----- MATERIAL FOR THE TASK

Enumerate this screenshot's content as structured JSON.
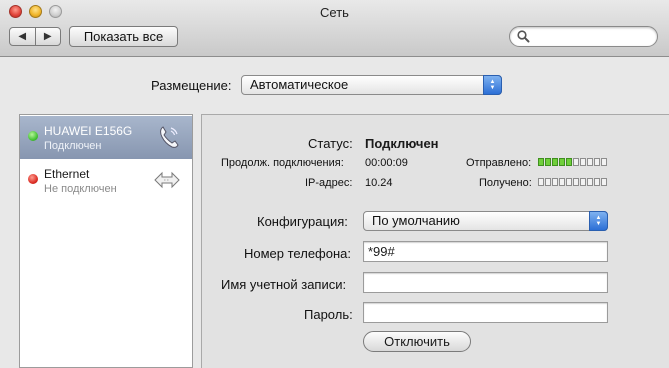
{
  "window": {
    "title": "Сеть"
  },
  "toolbar": {
    "back_glyph": "◀",
    "forward_glyph": "▶",
    "show_all_label": "Показать все",
    "search_placeholder": ""
  },
  "location": {
    "label": "Размещение:",
    "value": "Автоматическое"
  },
  "services": [
    {
      "name": "HUAWEI E156G",
      "status": "Подключен",
      "status_color": "#3fbf2e",
      "icon": "phone-icon",
      "selected": true
    },
    {
      "name": "Ethernet",
      "status": "Не подключен",
      "status_color": "#d9271f",
      "icon": "ethernet-arrows-icon",
      "selected": false
    }
  ],
  "detail": {
    "status_label": "Статус:",
    "status_value": "Подключен",
    "duration_label": "Продолж. подключения:",
    "duration_value": "00:00:09",
    "sent_label": "Отправлено:",
    "sent_level": 0.5,
    "ip_label": "IP-адрес:",
    "ip_value": "10.24",
    "received_label": "Получено:",
    "received_level": 0.0,
    "config_label": "Конфигурация:",
    "config_value": "По умолчанию",
    "phone_label": "Номер телефона:",
    "phone_value": "*99#",
    "account_label": "Имя учетной записи:",
    "account_value": "",
    "password_label": "Пароль:",
    "password_value": "",
    "disconnect_label": "Отключить"
  },
  "colors": {
    "accent": "#2c6fd6",
    "selection": "#8e9cb5",
    "meter_on": "#6fcf3a"
  }
}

----------

(TASK DESCRIPTION): Using the data above, print every line exactly, omitting pictures.

(RESULT OF THE TASK):
Enumerate this screenshot's content as structured JSON.
{
  "window": {
    "title": "Сеть"
  },
  "toolbar": {
    "back_glyph": "◀",
    "forward_glyph": "▶",
    "show_all_label": "Показать все",
    "search_placeholder": ""
  },
  "location": {
    "label": "Размещение:",
    "value": "Автоматическое"
  },
  "services": [
    {
      "name": "HUAWEI E156G",
      "status": "Подключен",
      "status_color": "#3fbf2e",
      "icon": "phone-icon",
      "selected": true
    },
    {
      "name": "Ethernet",
      "status": "Не подключен",
      "status_color": "#d9271f",
      "icon": "ethernet-arrows-icon",
      "selected": false
    }
  ],
  "detail": {
    "status_label": "Статус:",
    "status_value": "Подключен",
    "duration_label": "Продолж. подключения:",
    "duration_value": "00:00:09",
    "sent_label": "Отправлено:",
    "sent_level": 0.5,
    "ip_label": "IP-адрес:",
    "ip_value": "10.24",
    "received_label": "Получено:",
    "received_level": 0.0,
    "config_label": "Конфигурация:",
    "config_value": "По умолчанию",
    "phone_label": "Номер телефона:",
    "phone_value": "*99#",
    "account_label": "Имя учетной записи:",
    "account_value": "",
    "password_label": "Пароль:",
    "password_value": "",
    "disconnect_label": "Отключить"
  },
  "colors": {
    "accent": "#2c6fd6",
    "selection": "#8e9cb5",
    "meter_on": "#6fcf3a"
  }
}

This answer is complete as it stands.